──────── INFORMATION PROVIDED

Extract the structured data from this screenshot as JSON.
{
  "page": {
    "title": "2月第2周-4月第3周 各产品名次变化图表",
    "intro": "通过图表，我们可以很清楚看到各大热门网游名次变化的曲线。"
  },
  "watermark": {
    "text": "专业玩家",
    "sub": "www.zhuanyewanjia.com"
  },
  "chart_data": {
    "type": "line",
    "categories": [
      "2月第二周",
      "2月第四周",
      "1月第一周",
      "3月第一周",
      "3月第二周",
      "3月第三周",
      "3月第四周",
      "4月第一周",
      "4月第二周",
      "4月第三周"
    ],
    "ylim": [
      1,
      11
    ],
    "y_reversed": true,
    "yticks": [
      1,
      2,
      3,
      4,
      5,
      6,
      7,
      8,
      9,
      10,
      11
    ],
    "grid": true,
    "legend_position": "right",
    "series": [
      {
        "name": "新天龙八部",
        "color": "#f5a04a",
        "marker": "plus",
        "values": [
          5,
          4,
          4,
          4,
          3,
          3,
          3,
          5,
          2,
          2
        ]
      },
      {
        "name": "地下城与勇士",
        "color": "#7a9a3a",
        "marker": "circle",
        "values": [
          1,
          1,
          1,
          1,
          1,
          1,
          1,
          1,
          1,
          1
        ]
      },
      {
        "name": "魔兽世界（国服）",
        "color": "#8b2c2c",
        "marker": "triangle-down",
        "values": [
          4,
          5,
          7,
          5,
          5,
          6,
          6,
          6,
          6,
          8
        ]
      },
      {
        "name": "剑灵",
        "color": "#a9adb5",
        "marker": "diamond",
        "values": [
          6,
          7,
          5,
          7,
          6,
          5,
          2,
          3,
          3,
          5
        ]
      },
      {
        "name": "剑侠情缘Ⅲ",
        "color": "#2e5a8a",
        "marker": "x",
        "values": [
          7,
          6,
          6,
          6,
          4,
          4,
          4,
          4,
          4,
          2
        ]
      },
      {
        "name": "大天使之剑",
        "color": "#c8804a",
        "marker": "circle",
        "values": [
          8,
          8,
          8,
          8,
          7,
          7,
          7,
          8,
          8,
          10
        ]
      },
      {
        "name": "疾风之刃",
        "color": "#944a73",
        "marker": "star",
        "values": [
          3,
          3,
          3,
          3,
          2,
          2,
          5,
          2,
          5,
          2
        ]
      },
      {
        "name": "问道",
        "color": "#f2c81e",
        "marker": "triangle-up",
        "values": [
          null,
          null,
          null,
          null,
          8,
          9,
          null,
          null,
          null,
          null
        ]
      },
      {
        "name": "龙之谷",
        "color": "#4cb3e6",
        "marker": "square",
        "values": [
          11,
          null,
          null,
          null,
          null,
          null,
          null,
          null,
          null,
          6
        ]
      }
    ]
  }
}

────────────────

WORK TO DO:
Reproduce all data above, unchanged.

COMPLETE RESPONSE:
Extract the structured data from this screenshot as JSON.
{
  "page": {
    "title": "2月第2周-4月第3周 各产品名次变化图表",
    "intro": "通过图表，我们可以很清楚看到各大热门网游名次变化的曲线。"
  },
  "watermark": {
    "text": "专业玩家",
    "sub": "www.zhuanyewanjia.com"
  },
  "chart_data": {
    "type": "line",
    "categories": [
      "2月第二周",
      "2月第四周",
      "1月第一周",
      "3月第一周",
      "3月第二周",
      "3月第三周",
      "3月第四周",
      "4月第一周",
      "4月第二周",
      "4月第三周"
    ],
    "ylim": [
      1,
      11
    ],
    "y_reversed": true,
    "yticks": [
      1,
      2,
      3,
      4,
      5,
      6,
      7,
      8,
      9,
      10,
      11
    ],
    "grid": true,
    "legend_position": "right",
    "series": [
      {
        "name": "新天龙八部",
        "color": "#f5a04a",
        "marker": "plus",
        "values": [
          5,
          4,
          4,
          4,
          3,
          3,
          3,
          5,
          2,
          2
        ]
      },
      {
        "name": "地下城与勇士",
        "color": "#7a9a3a",
        "marker": "circle",
        "values": [
          1,
          1,
          1,
          1,
          1,
          1,
          1,
          1,
          1,
          1
        ]
      },
      {
        "name": "魔兽世界（国服）",
        "color": "#8b2c2c",
        "marker": "triangle-down",
        "values": [
          4,
          5,
          7,
          5,
          5,
          6,
          6,
          6,
          6,
          8
        ]
      },
      {
        "name": "剑灵",
        "color": "#a9adb5",
        "marker": "diamond",
        "values": [
          6,
          7,
          5,
          7,
          6,
          5,
          2,
          3,
          3,
          5
        ]
      },
      {
        "name": "剑侠情缘Ⅲ",
        "color": "#2e5a8a",
        "marker": "x",
        "values": [
          7,
          6,
          6,
          6,
          4,
          4,
          4,
          4,
          4,
          2
        ]
      },
      {
        "name": "大天使之剑",
        "color": "#c8804a",
        "marker": "circle",
        "values": [
          8,
          8,
          8,
          8,
          7,
          7,
          7,
          8,
          8,
          10
        ]
      },
      {
        "name": "疾风之刃",
        "color": "#944a73",
        "marker": "star",
        "values": [
          3,
          3,
          3,
          3,
          2,
          2,
          5,
          2,
          5,
          2
        ]
      },
      {
        "name": "问道",
        "color": "#f2c81e",
        "marker": "triangle-up",
        "values": [
          null,
          null,
          null,
          null,
          8,
          9,
          null,
          null,
          null,
          null
        ]
      },
      {
        "name": "龙之谷",
        "color": "#4cb3e6",
        "marker": "square",
        "values": [
          11,
          null,
          null,
          null,
          null,
          null,
          null,
          null,
          null,
          6
        ]
      }
    ]
  }
}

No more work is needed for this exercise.